DATASET ENTRIES:
···

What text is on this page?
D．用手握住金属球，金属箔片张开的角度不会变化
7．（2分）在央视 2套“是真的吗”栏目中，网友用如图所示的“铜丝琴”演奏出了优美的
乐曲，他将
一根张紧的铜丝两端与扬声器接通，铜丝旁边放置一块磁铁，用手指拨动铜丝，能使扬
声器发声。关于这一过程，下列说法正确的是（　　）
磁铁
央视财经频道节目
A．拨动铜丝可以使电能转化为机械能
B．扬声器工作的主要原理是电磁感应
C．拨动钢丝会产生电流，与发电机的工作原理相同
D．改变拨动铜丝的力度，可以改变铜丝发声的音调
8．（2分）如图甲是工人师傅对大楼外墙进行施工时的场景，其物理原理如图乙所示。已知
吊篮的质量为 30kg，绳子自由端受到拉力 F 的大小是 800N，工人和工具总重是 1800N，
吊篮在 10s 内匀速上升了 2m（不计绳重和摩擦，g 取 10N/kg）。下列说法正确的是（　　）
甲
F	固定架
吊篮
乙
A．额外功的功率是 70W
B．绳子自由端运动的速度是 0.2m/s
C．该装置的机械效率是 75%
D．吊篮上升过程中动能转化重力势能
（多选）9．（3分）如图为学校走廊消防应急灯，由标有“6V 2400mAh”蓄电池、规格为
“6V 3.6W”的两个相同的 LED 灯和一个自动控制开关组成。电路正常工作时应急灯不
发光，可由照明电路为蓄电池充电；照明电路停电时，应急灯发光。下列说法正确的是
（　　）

···

Return each entry from the material above exactly as it appears.

What text is on this page?
D．用手握住金属球，金属箔片张开的角度不会变化
7．（2分）在央视 2套“是真的吗”栏目中，网友用如图所示的“铜丝琴”演奏出了优美的
乐曲，他将
一根张紧的铜丝两端与扬声器接通，铜丝旁边放置一块磁铁，用手指拨动铜丝，能使扬
声器发声。关于这一过程，下列说法正确的是（　　）
磁铁
央视财经频道节目
A．拨动铜丝可以使电能转化为机械能
B．扬声器工作的主要原理是电磁感应
C．拨动钢丝会产生电流，与发电机的工作原理相同
D．改变拨动铜丝的力度，可以改变铜丝发声的音调
8．（2分）如图甲是工人师傅对大楼外墙进行施工时的场景，其物理原理如图乙所示。已知
吊篮的质量为 30kg，绳子自由端受到拉力 F 的大小是 800N，工人和工具总重是 1800N，
吊篮在 10s 内匀速上升了 2m（不计绳重和摩擦，g 取 10N/kg）。下列说法正确的是（　　）
甲
F	固定架
吊篮
乙
A．额外功的功率是 70W
B．绳子自由端运动的速度是 0.2m/s
C．该装置的机械效率是 75%
D．吊篮上升过程中动能转化重力势能
（多选）9．（3分）如图为学校走廊消防应急灯，由标有“6V 2400mAh”蓄电池、规格为
“6V 3.6W”的两个相同的 LED 灯和一个自动控制开关组成。电路正常工作时应急灯不
发光，可由照明电路为蓄电池充电；照明电路停电时，应急灯发光。下列说法正确的是
（　　）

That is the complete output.